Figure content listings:
*-*-*

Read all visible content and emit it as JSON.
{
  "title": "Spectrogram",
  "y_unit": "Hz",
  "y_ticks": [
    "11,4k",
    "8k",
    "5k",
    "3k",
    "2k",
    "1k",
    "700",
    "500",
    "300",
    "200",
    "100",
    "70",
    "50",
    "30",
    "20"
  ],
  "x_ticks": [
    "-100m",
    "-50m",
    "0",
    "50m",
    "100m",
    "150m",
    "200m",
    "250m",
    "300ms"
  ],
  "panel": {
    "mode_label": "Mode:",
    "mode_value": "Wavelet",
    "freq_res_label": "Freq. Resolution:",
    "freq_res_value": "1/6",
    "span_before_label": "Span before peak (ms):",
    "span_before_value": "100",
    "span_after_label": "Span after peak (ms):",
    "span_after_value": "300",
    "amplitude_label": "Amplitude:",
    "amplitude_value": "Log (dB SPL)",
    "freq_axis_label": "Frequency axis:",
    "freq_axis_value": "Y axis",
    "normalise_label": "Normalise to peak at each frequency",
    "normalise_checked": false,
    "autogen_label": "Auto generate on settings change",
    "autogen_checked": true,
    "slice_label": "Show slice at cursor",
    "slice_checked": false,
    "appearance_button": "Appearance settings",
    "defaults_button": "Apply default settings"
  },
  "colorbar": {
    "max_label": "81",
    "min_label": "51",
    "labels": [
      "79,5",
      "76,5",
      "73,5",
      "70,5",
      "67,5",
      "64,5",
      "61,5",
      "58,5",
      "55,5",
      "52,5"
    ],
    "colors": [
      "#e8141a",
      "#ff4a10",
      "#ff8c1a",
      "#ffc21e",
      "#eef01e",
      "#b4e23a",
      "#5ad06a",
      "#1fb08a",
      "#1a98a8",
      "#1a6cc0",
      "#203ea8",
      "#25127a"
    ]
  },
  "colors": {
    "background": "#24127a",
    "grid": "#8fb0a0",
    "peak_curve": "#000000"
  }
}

*-*-*

> Directions for this task: Write out the entire listing exactly.

> Solution to this task:
Read all visible content and emit it as JSON.
{
  "title": "Spectrogram",
  "y_unit": "Hz",
  "y_ticks": [
    "11,4k",
    "8k",
    "5k",
    "3k",
    "2k",
    "1k",
    "700",
    "500",
    "300",
    "200",
    "100",
    "70",
    "50",
    "30",
    "20"
  ],
  "x_ticks": [
    "-100m",
    "-50m",
    "0",
    "50m",
    "100m",
    "150m",
    "200m",
    "250m",
    "300ms"
  ],
  "panel": {
    "mode_label": "Mode:",
    "mode_value": "Wavelet",
    "freq_res_label": "Freq. Resolution:",
    "freq_res_value": "1/6",
    "span_before_label": "Span before peak (ms):",
    "span_before_value": "100",
    "span_after_label": "Span after peak (ms):",
    "span_after_value": "300",
    "amplitude_label": "Amplitude:",
    "amplitude_value": "Log (dB SPL)",
    "freq_axis_label": "Frequency axis:",
    "freq_axis_value": "Y axis",
    "normalise_label": "Normalise to peak at each frequency",
    "normalise_checked": false,
    "autogen_label": "Auto generate on settings change",
    "autogen_checked": true,
    "slice_label": "Show slice at cursor",
    "slice_checked": false,
    "appearance_button": "Appearance settings",
    "defaults_button": "Apply default settings"
  },
  "colorbar": {
    "max_label": "81",
    "min_label": "51",
    "labels": [
      "79,5",
      "76,5",
      "73,5",
      "70,5",
      "67,5",
      "64,5",
      "61,5",
      "58,5",
      "55,5",
      "52,5"
    ],
    "colors": [
      "#e8141a",
      "#ff4a10",
      "#ff8c1a",
      "#ffc21e",
      "#eef01e",
      "#b4e23a",
      "#5ad06a",
      "#1fb08a",
      "#1a98a8",
      "#1a6cc0",
      "#203ea8",
      "#25127a"
    ]
  },
  "colors": {
    "background": "#24127a",
    "grid": "#8fb0a0",
    "peak_curve": "#000000"
  }
}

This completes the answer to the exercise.